◆ Data entries
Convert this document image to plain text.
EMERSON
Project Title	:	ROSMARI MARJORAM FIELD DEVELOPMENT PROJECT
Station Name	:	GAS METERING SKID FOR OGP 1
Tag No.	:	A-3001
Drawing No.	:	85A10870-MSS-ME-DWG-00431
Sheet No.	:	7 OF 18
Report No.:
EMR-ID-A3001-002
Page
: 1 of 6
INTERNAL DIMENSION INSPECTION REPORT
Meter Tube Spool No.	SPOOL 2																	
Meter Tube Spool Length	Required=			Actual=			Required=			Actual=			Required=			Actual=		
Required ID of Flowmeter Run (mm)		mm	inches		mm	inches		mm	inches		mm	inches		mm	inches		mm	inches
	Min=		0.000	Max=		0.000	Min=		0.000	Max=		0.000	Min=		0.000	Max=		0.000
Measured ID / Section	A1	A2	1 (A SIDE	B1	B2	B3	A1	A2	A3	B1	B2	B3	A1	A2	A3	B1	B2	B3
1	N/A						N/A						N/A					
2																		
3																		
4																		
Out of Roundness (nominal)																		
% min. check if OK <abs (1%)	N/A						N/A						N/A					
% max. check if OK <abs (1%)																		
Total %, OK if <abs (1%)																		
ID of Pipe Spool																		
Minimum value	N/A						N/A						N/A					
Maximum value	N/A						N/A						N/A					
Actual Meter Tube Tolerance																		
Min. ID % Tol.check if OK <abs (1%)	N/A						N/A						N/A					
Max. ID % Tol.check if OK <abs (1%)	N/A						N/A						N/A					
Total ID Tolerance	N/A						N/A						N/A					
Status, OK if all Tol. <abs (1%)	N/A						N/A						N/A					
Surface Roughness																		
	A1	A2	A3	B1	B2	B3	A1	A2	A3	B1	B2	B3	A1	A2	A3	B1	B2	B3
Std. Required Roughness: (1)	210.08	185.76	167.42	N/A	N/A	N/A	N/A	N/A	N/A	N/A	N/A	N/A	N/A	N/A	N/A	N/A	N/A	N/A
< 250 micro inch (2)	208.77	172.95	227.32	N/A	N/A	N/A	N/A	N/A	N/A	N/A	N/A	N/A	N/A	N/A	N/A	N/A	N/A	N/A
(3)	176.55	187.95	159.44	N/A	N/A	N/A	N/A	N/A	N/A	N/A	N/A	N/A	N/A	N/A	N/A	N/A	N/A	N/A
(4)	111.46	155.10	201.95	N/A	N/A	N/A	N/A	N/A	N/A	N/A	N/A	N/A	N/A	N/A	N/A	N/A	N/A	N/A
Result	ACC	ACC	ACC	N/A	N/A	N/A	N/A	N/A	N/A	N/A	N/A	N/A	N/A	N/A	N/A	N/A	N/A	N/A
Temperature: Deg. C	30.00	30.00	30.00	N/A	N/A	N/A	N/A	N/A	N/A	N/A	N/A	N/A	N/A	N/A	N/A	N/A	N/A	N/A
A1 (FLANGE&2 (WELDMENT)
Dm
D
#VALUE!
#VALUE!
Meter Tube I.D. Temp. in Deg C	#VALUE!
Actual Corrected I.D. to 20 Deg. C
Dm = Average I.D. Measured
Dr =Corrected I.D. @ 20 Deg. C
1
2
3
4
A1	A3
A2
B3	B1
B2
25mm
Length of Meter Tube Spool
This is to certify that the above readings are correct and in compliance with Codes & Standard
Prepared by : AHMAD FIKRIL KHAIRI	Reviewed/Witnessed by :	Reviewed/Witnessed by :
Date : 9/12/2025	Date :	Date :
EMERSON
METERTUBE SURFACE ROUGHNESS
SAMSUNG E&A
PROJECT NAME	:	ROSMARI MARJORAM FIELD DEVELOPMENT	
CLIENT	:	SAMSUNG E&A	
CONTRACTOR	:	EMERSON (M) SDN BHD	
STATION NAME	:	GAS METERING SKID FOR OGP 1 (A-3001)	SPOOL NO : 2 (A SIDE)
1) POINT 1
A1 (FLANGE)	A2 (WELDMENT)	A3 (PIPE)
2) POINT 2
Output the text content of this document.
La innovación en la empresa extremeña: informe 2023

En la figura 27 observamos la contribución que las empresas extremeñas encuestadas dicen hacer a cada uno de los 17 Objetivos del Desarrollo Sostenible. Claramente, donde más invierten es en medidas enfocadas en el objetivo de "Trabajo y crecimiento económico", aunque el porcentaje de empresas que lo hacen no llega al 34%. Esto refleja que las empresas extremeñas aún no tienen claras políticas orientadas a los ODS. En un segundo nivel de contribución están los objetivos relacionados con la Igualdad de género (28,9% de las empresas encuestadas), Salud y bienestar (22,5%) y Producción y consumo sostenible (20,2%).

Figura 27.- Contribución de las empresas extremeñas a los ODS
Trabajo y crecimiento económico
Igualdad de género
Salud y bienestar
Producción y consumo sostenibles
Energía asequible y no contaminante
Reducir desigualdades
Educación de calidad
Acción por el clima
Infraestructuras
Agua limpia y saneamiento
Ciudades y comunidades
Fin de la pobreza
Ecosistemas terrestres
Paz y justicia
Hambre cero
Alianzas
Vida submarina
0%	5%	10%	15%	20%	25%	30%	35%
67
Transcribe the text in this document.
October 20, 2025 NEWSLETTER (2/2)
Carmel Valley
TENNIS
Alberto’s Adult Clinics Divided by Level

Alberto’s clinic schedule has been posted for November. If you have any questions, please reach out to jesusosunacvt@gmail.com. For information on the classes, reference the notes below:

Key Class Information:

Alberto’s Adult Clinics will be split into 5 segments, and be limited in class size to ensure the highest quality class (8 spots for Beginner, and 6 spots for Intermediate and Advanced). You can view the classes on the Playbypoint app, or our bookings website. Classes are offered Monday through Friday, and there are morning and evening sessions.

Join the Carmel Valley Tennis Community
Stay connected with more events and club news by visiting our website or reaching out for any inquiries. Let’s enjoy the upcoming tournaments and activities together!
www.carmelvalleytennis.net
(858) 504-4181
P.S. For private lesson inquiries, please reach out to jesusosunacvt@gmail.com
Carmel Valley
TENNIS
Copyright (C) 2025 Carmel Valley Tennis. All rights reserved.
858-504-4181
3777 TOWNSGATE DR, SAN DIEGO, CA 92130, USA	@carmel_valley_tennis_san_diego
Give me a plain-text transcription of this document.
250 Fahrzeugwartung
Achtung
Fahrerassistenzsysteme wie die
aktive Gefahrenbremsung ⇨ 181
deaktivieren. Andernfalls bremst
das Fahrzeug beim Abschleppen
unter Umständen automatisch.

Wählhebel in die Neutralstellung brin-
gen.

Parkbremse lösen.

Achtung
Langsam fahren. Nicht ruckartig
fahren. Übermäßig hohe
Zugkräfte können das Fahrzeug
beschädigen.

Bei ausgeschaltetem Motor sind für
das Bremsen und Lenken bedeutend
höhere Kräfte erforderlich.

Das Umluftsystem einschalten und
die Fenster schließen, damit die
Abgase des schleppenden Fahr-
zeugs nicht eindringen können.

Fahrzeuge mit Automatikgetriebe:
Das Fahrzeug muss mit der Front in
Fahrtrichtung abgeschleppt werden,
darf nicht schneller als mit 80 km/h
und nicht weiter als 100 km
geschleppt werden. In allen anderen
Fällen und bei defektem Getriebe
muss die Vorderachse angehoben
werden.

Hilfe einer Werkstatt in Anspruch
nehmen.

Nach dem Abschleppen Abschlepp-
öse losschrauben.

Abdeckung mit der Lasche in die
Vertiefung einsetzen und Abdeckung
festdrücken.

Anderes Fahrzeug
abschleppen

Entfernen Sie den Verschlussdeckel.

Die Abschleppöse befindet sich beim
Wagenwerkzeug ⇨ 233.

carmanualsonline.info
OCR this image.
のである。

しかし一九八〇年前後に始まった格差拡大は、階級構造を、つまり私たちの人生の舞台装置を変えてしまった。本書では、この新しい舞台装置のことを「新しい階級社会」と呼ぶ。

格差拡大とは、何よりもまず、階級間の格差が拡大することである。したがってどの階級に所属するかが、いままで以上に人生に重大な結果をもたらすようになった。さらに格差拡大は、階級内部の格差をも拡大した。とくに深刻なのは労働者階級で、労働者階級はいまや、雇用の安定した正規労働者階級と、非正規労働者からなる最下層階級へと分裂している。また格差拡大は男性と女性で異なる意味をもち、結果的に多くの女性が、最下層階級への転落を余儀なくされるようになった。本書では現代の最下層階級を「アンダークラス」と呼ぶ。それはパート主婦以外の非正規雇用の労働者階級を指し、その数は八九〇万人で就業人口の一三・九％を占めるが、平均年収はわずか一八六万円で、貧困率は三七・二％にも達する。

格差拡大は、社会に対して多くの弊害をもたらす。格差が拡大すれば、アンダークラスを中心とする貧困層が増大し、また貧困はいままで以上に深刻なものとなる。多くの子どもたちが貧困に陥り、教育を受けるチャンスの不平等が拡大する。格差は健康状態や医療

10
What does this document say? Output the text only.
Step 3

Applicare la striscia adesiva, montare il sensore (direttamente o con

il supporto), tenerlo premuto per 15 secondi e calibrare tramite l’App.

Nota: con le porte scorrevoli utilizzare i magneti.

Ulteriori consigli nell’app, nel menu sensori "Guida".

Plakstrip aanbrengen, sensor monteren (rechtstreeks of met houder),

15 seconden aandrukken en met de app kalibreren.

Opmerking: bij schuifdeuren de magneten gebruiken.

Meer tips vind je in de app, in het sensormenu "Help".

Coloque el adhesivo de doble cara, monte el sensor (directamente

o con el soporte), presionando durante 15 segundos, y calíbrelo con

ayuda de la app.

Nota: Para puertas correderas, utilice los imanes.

◆ STATED GOAL
Look through the material above. Copy each line where the word "image" appears.

◆ OUTPUT FOR THIS TASK
Convert this document image to plain text.
OCR this image.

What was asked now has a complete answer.